_PROBLEM TO SOLVE_:
Omit every picture and return the rest of the data unaltered.

(Rows from a dataset)
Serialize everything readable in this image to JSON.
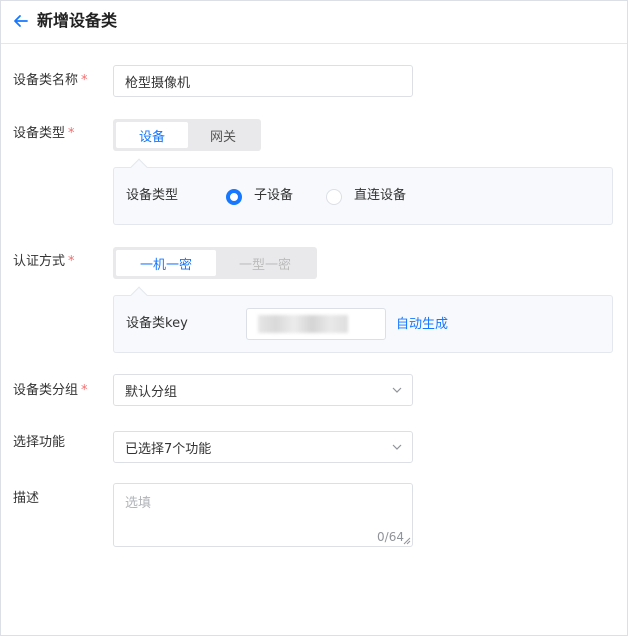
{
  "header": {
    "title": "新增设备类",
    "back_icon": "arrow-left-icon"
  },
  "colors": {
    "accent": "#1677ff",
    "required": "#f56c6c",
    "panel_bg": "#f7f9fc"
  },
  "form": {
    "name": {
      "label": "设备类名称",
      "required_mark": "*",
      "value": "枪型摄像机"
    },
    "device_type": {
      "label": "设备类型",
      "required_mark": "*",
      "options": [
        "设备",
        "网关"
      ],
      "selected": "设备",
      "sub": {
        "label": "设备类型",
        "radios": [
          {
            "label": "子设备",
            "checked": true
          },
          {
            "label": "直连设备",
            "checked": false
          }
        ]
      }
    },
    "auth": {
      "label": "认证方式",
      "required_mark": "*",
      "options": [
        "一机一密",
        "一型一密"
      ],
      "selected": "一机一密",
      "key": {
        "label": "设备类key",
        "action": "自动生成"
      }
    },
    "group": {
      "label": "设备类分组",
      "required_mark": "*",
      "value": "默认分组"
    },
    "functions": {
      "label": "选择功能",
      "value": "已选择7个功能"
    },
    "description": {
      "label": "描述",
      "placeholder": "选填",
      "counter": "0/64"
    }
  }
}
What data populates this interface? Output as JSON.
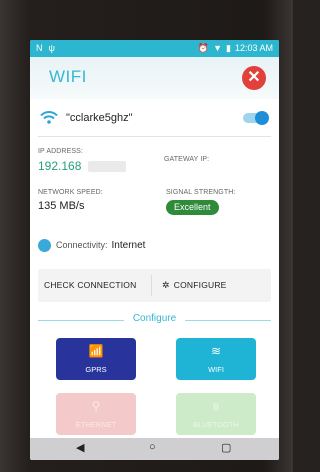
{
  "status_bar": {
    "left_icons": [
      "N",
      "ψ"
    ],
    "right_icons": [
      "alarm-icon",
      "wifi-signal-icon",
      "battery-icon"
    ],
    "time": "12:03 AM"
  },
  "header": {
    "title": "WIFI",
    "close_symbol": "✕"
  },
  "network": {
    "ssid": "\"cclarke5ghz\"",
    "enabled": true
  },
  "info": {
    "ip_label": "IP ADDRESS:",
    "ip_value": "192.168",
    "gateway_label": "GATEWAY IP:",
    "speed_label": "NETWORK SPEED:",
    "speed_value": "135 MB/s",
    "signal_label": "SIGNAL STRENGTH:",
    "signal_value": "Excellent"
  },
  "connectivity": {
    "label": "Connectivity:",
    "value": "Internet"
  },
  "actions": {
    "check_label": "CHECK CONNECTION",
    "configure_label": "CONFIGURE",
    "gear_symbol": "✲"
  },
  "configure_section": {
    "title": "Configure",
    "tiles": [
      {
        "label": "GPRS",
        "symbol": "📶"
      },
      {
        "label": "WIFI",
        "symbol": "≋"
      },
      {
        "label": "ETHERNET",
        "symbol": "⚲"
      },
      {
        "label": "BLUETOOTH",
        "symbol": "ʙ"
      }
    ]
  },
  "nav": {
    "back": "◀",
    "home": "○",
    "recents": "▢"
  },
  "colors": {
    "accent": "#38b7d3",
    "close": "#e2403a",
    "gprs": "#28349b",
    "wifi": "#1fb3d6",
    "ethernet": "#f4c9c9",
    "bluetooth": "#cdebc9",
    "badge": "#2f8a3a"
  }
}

_EXERCISE ANSWER_:
Serialize everything readable in this image to JSON.
{
  "header": {
    "title": "新增设备类",
    "back_icon": "arrow-left-icon"
  },
  "colors": {
    "accent": "#1677ff",
    "required": "#f56c6c",
    "panel_bg": "#f7f9fc"
  },
  "form": {
    "name": {
      "label": "设备类名称",
      "required_mark": "*",
      "value": "枪型摄像机"
    },
    "device_type": {
      "label": "设备类型",
      "required_mark": "*",
      "options": [
        "设备",
        "网关"
      ],
      "selected": "设备",
      "sub": {
        "label": "设备类型",
        "radios": [
          {
            "label": "子设备",
            "checked": true
          },
          {
            "label": "直连设备",
            "checked": false
          }
        ]
      }
    },
    "auth": {
      "label": "认证方式",
      "required_mark": "*",
      "options": [
        "一机一密",
        "一型一密"
      ],
      "selected": "一机一密",
      "key": {
        "label": "设备类key",
        "action": "自动生成"
      }
    },
    "group": {
      "label": "设备类分组",
      "required_mark": "*",
      "value": "默认分组"
    },
    "functions": {
      "label": "选择功能",
      "value": "已选择7个功能"
    },
    "description": {
      "label": "描述",
      "placeholder": "选填",
      "counter": "0/64"
    }
  }
}
What data populates this interface? Output as JSON.
{
  "status_bar": {
    "left_icons": [
      "N",
      "ψ"
    ],
    "right_icons": [
      "alarm-icon",
      "wifi-signal-icon",
      "battery-icon"
    ],
    "time": "12:03 AM"
  },
  "header": {
    "title": "WIFI",
    "close_symbol": "✕"
  },
  "network": {
    "ssid": "\"cclarke5ghz\"",
    "enabled": true
  },
  "info": {
    "ip_label": "IP ADDRESS:",
    "ip_value": "192.168",
    "gateway_label": "GATEWAY IP:",
    "speed_label": "NETWORK SPEED:",
    "speed_value": "135 MB/s",
    "signal_label": "SIGNAL STRENGTH:",
    "signal_value": "Excellent"
  },
  "connectivity": {
    "label": "Connectivity:",
    "value": "Internet"
  },
  "actions": {
    "check_label": "CHECK CONNECTION",
    "configure_label": "CONFIGURE",
    "gear_symbol": "✲"
  },
  "configure_section": {
    "title": "Configure",
    "tiles": [
      {
        "label": "GPRS",
        "symbol": "📶"
      },
      {
        "label": "WIFI",
        "symbol": "≋"
      },
      {
        "label": "ETHERNET",
        "symbol": "⚲"
      },
      {
        "label": "BLUETOOTH",
        "symbol": "ʙ"
      }
    ]
  },
  "nav": {
    "back": "◀",
    "home": "○",
    "recents": "▢"
  },
  "colors": {
    "accent": "#38b7d3",
    "close": "#e2403a",
    "gprs": "#28349b",
    "wifi": "#1fb3d6",
    "ethernet": "#f4c9c9",
    "bluetooth": "#cdebc9",
    "badge": "#2f8a3a"
  }
}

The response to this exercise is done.